** start of Given passage **

The situation is not unlike Canadian legalization and “BC Bud.”

The latter is a loose-knit group of cannabis farmers, retailers and other vested interests that have been safely producing cannabis for decades and expected legalization to include them.

Canadian legalization was about selling equity than weed. More about setting up a Laurentian elite cannabis cartel. Like every other major industry in Canada – from airlines to telecom to maple syrup.

There are no free and fair cannabis markets in Canada. Or, as we saw this week, in the State of New York.

New York Shuts Down “Illicit” Dispensaries

New York Shuts Down "Illicit" Dispensaries 

To sell cannabis in New York, you need approval from the Office of Cannabis Management (OCM). Try to sell cannabis without a thumbs up from the OCM, and you’ll quickly discover that prohibition is alive and well.

This is what New York cannabis entrepreneur David Tulley discovered this past week as New York authorities shut down “illicit” dispensaries, including his “I’m Stuck” cannabis shops.

“Legalizing cannabis in New York was a historic milestone to correct the harms of the past, but there are laws that must be followed to ensure cannabis products are safe and kept out of the hands of minors,” said Attorney General Letitia James in a statement.

“David Tulley brazenly violated our laws, cheated taxpayers, and endangered our kids by selling unregulated cannabis to underage customers. Today’s enforcement action should send a clear message that businesses that are selling cannabis without a license will be stopped.”

Of course, slapping a barcode on a cannabis product and taxing it doesn’t automatically make it “safe.” Nor is it apparent how a capitalist act between consenting adults amounts to “cheating taxpayers.”

“I’m Stuck” Could Face Millions in Fines 

New York Shuts Down "Illicit" Dispensaries 

According to New York authorities, David Tulley, his companies, and the building owners could face millions of dollars in fines.

** end of Given passage **

#### Stated task
Retype this passage on New York's cannabis dispensary shutdowns exactly, starting at the words "Of course, slapping" and ending after the words "dollars in fines.".

** start of Given material **

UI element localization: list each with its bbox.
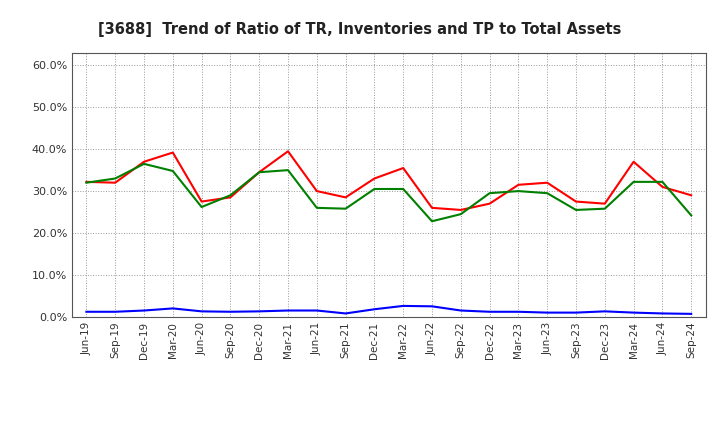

** end of Given material **

#### Written solution
Of course, slapping a barcode on a cannabis product and taxing it doesn’t automatically make it “safe.” Nor is it apparent how a capitalist act between consenting adults amounts to “cheating taxpayers.”

“I’m Stuck” Could Face Millions in Fines 

New York Shuts Down "Illicit" Dispensaries 

According to New York authorities, David Tulley, his companies, and the building owners could face millions of dollars in fines.